§ **Records supplied**:

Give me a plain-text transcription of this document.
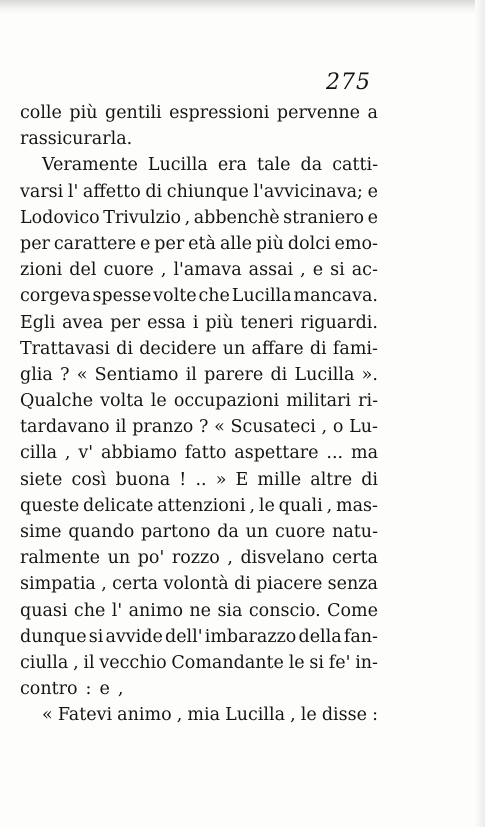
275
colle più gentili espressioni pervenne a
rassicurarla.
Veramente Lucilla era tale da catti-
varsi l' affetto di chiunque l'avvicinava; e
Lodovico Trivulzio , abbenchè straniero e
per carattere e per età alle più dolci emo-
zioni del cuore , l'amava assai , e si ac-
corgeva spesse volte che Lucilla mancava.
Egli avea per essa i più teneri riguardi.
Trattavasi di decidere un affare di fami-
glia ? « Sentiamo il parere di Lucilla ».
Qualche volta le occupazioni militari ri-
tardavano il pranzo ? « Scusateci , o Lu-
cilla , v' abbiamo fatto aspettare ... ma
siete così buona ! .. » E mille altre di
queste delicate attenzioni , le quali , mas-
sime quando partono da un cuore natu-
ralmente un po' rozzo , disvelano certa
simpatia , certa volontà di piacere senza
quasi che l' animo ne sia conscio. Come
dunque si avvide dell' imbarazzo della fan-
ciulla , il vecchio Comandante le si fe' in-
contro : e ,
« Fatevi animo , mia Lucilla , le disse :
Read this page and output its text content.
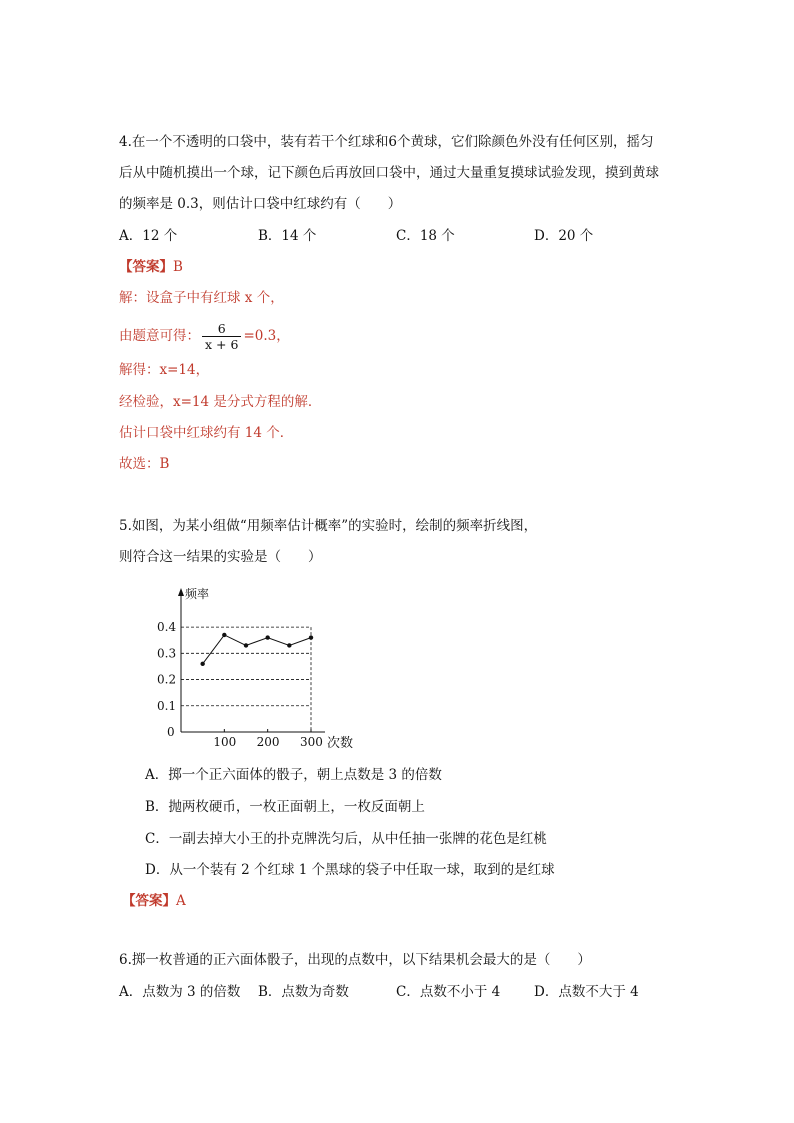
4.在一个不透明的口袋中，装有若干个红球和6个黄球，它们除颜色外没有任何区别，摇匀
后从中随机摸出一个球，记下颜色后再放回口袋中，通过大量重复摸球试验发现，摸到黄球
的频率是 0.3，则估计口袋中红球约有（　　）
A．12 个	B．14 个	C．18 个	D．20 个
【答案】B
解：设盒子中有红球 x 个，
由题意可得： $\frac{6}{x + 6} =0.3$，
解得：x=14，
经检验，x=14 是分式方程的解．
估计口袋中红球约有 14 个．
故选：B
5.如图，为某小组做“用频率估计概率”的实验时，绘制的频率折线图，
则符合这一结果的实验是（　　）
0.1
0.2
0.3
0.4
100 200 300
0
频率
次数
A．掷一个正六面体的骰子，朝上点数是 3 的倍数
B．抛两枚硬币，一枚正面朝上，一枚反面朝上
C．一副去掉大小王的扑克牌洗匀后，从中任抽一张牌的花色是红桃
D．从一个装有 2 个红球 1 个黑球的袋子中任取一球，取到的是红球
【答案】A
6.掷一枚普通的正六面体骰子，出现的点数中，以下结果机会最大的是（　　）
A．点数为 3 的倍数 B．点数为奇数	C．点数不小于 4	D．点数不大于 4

--

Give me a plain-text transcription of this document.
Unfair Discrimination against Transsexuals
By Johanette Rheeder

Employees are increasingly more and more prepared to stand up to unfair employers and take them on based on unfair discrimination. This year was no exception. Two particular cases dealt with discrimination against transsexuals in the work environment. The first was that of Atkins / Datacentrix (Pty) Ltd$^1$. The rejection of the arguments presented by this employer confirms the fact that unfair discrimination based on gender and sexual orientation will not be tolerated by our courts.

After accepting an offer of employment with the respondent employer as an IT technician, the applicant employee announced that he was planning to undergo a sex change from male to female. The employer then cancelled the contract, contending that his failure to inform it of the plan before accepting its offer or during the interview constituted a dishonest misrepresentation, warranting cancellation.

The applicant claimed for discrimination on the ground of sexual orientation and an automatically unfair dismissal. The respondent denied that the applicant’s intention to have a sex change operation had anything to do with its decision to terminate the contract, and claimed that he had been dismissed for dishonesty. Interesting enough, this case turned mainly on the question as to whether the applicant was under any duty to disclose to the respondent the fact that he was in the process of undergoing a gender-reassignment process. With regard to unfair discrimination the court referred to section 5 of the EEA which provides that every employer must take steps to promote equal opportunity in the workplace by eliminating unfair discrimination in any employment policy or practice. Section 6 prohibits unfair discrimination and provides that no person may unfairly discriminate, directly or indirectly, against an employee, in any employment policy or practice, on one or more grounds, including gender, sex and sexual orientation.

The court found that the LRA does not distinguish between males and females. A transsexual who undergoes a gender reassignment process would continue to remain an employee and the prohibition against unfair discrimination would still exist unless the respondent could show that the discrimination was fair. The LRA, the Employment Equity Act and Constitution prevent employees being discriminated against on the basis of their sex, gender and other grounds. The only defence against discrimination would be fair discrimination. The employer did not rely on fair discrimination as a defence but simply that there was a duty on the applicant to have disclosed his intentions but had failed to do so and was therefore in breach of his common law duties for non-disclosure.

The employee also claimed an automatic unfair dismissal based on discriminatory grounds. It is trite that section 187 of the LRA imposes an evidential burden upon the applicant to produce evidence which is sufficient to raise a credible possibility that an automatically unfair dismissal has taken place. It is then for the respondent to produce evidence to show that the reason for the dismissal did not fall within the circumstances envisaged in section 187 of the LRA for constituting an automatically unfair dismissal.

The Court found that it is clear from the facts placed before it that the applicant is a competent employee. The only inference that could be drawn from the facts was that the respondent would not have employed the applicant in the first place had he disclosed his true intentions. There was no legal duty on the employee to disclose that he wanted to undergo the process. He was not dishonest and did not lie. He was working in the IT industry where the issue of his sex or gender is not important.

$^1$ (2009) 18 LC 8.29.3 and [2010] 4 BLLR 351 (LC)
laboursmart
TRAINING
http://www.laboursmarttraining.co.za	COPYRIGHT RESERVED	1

§ **Required work**:
Count the lines in the records above that contain the word "cuore", and give only the number.

§ **The answer**:
2